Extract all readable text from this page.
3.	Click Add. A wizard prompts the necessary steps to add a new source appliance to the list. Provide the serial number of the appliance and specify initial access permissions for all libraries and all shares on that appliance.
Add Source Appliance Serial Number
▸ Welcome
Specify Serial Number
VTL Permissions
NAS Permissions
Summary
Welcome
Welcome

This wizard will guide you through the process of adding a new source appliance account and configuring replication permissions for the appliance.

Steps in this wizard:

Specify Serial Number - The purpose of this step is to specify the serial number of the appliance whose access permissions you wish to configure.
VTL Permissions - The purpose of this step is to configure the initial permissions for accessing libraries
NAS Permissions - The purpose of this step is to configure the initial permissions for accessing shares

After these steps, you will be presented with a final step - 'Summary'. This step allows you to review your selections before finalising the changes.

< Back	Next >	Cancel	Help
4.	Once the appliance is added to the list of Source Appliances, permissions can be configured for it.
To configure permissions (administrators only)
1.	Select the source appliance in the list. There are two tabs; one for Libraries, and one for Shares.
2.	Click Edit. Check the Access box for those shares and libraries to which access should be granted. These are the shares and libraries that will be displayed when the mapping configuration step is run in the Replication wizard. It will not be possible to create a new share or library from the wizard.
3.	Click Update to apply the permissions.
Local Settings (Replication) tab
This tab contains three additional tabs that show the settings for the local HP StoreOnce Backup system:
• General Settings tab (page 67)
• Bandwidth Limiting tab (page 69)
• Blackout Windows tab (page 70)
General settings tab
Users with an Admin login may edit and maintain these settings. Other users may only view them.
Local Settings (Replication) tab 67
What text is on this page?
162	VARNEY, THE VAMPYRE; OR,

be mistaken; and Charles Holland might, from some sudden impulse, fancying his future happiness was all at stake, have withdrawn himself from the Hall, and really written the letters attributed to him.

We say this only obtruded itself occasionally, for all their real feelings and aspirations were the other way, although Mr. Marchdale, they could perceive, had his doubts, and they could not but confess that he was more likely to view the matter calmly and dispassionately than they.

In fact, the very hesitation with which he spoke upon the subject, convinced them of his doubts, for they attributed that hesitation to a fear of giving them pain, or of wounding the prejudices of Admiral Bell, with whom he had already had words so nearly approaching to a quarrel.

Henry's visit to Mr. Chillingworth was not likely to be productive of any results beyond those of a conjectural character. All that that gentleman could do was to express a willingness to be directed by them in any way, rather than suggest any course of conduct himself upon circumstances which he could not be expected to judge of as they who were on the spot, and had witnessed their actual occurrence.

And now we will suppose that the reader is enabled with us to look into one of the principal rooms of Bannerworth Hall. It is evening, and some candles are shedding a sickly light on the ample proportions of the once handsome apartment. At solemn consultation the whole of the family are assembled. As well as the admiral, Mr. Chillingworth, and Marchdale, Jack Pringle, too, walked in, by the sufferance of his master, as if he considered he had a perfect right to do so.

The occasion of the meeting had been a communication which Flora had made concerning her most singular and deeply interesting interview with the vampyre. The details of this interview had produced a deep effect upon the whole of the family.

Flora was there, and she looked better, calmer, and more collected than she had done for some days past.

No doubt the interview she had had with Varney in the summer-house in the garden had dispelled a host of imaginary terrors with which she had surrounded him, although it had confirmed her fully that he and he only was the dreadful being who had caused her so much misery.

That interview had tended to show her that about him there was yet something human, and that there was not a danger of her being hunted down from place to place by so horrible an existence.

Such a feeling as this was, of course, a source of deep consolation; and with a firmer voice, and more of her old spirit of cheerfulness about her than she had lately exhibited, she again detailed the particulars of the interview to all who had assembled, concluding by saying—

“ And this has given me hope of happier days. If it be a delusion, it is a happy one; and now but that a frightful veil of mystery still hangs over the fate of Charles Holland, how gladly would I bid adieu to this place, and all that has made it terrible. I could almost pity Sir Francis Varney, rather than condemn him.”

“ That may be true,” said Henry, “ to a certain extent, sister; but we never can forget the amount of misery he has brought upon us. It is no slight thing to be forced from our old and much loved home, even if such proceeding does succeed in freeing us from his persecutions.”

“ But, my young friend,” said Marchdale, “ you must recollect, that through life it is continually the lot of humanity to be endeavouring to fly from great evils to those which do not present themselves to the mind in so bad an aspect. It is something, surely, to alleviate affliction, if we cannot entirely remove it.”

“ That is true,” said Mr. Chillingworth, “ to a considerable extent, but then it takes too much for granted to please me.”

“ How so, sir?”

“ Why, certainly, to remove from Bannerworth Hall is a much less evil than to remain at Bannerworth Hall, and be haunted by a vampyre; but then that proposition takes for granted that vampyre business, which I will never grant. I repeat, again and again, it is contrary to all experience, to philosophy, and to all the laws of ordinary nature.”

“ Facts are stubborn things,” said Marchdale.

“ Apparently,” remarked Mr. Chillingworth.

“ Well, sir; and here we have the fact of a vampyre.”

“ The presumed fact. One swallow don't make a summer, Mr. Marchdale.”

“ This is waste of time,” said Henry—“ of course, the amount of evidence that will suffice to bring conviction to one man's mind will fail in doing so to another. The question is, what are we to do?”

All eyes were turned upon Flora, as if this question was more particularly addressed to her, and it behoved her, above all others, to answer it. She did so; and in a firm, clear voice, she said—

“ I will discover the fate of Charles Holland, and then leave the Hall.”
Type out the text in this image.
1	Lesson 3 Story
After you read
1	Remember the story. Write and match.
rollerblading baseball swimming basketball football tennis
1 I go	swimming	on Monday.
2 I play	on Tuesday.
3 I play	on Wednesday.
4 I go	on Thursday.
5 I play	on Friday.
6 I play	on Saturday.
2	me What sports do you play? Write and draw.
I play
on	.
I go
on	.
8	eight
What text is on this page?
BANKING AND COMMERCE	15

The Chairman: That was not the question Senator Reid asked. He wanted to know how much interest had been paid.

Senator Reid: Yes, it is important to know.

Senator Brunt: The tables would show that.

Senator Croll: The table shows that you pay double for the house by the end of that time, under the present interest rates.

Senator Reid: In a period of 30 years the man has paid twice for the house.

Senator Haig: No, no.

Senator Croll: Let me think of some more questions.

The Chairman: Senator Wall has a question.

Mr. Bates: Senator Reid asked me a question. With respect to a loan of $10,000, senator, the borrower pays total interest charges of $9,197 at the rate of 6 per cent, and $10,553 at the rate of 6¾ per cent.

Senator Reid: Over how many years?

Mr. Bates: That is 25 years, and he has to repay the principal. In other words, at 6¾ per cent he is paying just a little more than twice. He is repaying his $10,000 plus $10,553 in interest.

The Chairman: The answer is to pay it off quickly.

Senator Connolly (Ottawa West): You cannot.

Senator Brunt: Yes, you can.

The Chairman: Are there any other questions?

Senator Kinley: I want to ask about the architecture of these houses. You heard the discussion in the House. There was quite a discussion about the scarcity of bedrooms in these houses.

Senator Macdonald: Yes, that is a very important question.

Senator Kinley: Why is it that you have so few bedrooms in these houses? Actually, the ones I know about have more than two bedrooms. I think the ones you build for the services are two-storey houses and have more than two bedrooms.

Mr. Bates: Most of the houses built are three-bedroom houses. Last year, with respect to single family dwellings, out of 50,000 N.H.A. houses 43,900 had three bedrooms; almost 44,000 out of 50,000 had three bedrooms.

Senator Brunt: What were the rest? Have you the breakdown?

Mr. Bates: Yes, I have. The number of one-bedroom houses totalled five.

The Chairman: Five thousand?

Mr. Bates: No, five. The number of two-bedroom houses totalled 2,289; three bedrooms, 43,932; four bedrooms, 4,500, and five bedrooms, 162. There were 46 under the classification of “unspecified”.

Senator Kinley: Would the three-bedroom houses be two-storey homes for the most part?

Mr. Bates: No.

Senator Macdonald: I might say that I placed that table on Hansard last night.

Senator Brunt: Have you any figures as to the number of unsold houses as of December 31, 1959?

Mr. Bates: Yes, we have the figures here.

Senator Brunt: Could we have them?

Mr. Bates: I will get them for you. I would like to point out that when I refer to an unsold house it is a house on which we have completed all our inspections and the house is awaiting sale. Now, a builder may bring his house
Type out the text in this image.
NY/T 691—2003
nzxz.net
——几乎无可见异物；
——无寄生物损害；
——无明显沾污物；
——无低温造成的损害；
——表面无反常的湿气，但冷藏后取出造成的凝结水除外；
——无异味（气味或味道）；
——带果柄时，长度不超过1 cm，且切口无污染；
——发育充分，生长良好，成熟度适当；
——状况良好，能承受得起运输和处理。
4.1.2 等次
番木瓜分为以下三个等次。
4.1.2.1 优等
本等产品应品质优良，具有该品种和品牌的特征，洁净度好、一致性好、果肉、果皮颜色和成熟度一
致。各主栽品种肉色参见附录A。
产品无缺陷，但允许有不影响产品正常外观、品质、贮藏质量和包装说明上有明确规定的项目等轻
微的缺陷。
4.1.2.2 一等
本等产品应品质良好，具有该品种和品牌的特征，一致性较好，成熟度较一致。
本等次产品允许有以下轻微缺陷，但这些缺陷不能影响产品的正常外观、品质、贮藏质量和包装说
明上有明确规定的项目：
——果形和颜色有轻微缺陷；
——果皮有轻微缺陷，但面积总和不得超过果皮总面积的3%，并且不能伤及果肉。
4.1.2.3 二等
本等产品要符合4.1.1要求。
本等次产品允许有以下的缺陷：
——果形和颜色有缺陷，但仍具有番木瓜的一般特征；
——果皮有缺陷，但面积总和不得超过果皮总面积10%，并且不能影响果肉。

--------

Return a copy of every line that includes the word "been".

The occasion of the meeting had been a communication which Flora had made concerning her most singular and deeply interesting interview with the vampyre. The details of this interview had produced a deep effect upon the whole of the family.
The Chairman: That was not the question Senator Reid asked. He wanted to know how much interest had been paid.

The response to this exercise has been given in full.